In the listing below, pick out lines with "name".

══════

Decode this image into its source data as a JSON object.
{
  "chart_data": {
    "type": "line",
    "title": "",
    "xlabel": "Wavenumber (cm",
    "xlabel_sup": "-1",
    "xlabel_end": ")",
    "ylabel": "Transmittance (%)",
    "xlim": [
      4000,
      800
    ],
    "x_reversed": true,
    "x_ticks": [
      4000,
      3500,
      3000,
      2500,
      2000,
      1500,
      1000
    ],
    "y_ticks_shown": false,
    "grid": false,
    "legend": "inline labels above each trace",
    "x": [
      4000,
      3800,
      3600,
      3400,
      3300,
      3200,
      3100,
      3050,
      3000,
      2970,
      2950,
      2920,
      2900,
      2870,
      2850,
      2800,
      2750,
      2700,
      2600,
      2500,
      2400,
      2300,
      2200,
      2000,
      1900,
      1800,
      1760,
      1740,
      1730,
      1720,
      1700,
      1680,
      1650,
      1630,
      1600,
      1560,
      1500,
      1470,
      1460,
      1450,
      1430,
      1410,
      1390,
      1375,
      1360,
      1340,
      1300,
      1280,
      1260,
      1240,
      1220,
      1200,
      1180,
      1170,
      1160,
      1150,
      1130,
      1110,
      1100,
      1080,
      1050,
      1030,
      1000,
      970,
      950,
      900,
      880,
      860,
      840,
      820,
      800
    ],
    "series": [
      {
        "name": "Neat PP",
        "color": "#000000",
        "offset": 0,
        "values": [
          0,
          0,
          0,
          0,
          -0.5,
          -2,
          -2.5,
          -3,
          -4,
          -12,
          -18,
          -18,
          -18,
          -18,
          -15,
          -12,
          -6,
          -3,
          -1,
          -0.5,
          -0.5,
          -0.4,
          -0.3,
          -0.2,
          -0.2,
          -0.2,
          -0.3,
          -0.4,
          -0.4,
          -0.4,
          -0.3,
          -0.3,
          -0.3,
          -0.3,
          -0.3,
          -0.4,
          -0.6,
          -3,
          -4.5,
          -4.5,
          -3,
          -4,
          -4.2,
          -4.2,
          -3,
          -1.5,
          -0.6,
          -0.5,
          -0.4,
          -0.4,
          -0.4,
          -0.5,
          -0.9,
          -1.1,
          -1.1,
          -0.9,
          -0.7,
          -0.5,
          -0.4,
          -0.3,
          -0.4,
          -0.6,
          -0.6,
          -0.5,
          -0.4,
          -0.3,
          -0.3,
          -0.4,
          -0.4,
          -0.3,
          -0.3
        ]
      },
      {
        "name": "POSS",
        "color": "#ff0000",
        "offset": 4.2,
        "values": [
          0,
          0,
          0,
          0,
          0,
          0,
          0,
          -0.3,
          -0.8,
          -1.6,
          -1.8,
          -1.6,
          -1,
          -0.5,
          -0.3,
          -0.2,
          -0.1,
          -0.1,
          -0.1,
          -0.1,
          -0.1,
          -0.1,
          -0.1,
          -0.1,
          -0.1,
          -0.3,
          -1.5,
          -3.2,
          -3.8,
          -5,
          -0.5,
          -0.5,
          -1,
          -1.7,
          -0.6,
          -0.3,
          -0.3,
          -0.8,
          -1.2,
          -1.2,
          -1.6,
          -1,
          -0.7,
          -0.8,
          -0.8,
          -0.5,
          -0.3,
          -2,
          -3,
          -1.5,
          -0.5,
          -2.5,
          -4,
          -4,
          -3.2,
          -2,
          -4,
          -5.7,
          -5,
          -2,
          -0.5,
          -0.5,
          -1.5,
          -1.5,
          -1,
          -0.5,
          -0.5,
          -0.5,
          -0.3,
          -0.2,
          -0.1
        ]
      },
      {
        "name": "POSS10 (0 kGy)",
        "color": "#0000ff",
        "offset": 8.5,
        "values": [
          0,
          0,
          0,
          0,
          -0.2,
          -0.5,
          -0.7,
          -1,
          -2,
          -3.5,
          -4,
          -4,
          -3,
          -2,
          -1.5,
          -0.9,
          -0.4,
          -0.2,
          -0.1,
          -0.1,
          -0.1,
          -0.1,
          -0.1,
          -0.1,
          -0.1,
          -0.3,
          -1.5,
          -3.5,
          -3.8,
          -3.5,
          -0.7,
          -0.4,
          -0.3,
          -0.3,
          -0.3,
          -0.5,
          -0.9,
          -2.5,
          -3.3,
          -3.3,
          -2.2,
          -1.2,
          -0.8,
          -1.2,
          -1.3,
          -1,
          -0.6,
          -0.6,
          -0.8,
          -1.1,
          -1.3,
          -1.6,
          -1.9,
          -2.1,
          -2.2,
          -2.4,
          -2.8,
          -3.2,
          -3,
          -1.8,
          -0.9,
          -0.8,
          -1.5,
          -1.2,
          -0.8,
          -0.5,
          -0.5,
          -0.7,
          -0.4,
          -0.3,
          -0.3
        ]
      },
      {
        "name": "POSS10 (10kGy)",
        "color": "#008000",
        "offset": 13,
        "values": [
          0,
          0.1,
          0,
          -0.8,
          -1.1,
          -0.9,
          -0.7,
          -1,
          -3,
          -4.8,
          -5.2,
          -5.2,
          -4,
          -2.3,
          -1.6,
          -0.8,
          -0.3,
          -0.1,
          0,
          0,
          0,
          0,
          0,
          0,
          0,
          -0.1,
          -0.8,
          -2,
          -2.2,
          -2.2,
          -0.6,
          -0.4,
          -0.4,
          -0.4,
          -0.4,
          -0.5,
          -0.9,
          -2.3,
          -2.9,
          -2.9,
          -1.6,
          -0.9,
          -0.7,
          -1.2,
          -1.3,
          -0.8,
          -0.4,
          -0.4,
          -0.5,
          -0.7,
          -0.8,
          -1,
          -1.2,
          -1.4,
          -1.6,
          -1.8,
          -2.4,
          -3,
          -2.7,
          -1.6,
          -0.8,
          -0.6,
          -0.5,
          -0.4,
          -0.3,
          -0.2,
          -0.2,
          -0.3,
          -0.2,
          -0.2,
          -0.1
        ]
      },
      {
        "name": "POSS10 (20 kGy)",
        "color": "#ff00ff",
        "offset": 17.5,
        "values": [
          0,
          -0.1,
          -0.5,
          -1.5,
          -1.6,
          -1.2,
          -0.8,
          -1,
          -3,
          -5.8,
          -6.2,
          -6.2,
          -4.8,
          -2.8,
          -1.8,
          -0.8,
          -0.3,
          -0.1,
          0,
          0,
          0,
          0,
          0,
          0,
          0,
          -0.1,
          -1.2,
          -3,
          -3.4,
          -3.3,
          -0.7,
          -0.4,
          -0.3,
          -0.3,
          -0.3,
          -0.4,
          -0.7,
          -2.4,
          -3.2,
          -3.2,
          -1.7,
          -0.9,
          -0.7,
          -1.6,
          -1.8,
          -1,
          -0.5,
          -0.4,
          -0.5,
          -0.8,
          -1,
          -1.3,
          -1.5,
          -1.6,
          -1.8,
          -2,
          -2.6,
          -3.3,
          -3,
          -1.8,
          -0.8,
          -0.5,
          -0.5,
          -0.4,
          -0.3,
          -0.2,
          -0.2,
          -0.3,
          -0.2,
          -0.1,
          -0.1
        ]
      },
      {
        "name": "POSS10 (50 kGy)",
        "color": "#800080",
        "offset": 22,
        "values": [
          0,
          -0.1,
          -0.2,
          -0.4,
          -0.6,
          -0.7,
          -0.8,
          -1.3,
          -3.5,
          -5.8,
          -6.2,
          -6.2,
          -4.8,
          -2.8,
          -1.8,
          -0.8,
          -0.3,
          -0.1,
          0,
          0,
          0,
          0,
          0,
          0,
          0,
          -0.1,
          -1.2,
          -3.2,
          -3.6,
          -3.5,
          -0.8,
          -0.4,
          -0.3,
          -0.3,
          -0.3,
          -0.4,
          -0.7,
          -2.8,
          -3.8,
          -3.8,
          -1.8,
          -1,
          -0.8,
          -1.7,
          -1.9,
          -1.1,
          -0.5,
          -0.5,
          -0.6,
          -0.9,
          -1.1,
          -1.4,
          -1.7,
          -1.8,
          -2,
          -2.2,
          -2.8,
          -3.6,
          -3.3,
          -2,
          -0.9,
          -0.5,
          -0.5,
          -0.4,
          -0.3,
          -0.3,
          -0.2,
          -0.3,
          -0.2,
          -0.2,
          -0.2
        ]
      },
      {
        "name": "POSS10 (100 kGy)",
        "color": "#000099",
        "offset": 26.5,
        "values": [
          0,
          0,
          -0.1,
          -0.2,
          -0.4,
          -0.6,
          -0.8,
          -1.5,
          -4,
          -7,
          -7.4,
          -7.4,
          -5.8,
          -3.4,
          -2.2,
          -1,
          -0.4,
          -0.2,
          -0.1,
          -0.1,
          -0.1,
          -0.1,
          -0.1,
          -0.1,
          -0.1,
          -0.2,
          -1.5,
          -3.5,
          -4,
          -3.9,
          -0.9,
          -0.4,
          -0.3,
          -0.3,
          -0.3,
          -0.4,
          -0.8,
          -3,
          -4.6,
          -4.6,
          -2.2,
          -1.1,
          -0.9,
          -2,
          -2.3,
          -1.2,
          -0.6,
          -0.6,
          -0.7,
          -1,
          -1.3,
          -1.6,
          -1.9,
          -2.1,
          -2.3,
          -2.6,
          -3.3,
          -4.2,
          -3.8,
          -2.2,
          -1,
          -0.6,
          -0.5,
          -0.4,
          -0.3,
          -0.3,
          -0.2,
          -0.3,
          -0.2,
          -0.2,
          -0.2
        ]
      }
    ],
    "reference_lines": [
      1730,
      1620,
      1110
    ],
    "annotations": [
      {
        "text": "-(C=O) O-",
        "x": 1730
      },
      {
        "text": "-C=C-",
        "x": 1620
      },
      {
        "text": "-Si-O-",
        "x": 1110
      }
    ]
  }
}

══════

* **Problem solution**
        "name": "Neat PP",
        "name": "POSS",
        "name": "POSS10 (0 kGy)",
        "name": "POSS10 (10kGy)",
        "name": "POSS10 (20 kGy)",
        "name": "POSS10 (50 kGy)",
        "name": "POSS10 (100 kGy)",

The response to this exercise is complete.